[What to produce]:
Reproduce the listing below exactly. Pictures do not belong in the copy.
┌─ Entries
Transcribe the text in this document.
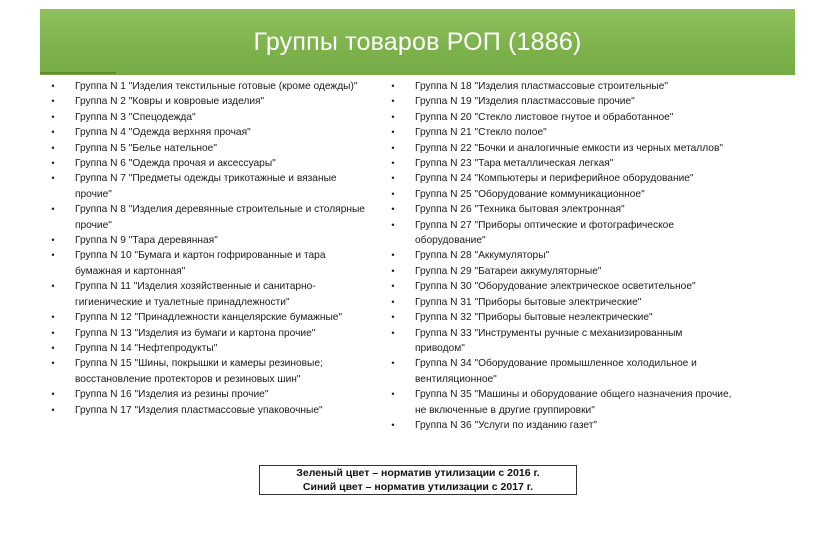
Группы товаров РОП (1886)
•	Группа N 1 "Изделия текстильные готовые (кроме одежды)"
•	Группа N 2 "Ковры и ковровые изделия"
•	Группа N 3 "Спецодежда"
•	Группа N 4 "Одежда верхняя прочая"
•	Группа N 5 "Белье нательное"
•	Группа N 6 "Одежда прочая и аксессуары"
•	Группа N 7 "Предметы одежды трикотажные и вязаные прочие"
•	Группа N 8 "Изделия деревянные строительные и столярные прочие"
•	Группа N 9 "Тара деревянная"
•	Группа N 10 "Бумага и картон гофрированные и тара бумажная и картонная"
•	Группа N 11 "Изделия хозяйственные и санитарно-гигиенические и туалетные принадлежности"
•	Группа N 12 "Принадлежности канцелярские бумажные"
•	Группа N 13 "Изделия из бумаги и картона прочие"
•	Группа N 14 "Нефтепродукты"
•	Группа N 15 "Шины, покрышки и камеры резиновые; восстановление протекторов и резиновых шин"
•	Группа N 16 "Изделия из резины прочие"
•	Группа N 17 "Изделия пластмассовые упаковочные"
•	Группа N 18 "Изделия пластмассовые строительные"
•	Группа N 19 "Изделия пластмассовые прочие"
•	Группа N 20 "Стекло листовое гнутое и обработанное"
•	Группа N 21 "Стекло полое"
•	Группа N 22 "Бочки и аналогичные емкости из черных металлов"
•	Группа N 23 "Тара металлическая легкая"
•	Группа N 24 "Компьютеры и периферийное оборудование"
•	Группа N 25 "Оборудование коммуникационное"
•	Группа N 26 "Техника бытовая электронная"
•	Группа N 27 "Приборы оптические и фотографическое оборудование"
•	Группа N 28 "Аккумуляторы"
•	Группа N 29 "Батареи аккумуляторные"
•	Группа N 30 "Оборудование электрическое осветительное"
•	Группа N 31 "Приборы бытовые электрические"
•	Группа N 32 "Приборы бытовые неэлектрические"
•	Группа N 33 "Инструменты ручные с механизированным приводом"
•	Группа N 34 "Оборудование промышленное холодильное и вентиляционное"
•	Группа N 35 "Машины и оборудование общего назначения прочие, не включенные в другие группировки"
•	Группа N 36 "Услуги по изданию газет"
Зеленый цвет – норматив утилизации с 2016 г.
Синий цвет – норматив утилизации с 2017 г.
└─
[Task solution]:
Transcribe the text in this document.
Группы товаров РОП (1886)
•	Группа N 1 "Изделия текстильные готовые (кроме одежды)"
•	Группа N 2 "Ковры и ковровые изделия"
•	Группа N 3 "Спецодежда"
•	Группа N 4 "Одежда верхняя прочая"
•	Группа N 5 "Белье нательное"
•	Группа N 6 "Одежда прочая и аксессуары"
•	Группа N 7 "Предметы одежды трикотажные и вязаные прочие"
•	Группа N 8 "Изделия деревянные строительные и столярные прочие"
•	Группа N 9 "Тара деревянная"
•	Группа N 10 "Бумага и картон гофрированные и тара бумажная и картонная"
•	Группа N 11 "Изделия хозяйственные и санитарно-гигиенические и туалетные принадлежности"
•	Группа N 12 "Принадлежности канцелярские бумажные"
•	Группа N 13 "Изделия из бумаги и картона прочие"
•	Группа N 14 "Нефтепродукты"
•	Группа N 15 "Шины, покрышки и камеры резиновые; восстановление протекторов и резиновых шин"
•	Группа N 16 "Изделия из резины прочие"
•	Группа N 17 "Изделия пластмассовые упаковочные"
•	Группа N 18 "Изделия пластмассовые строительные"
•	Группа N 19 "Изделия пластмассовые прочие"
•	Группа N 20 "Стекло листовое гнутое и обработанное"
•	Группа N 21 "Стекло полое"
•	Группа N 22 "Бочки и аналогичные емкости из черных металлов"
•	Группа N 23 "Тара металлическая легкая"
•	Группа N 24 "Компьютеры и периферийное оборудование"
•	Группа N 25 "Оборудование коммуникационное"
•	Группа N 26 "Техника бытовая электронная"
•	Группа N 27 "Приборы оптические и фотографическое оборудование"
•	Группа N 28 "Аккумуляторы"
•	Группа N 29 "Батареи аккумуляторные"
•	Группа N 30 "Оборудование электрическое осветительное"
•	Группа N 31 "Приборы бытовые электрические"
•	Группа N 32 "Приборы бытовые неэлектрические"
•	Группа N 33 "Инструменты ручные с механизированным приводом"
•	Группа N 34 "Оборудование промышленное холодильное и вентиляционное"
•	Группа N 35 "Машины и оборудование общего назначения прочие, не включенные в другие группировки"
•	Группа N 36 "Услуги по изданию газет"
Зеленый цвет – норматив утилизации с 2016 г.
Синий цвет – норматив утилизации с 2017 г.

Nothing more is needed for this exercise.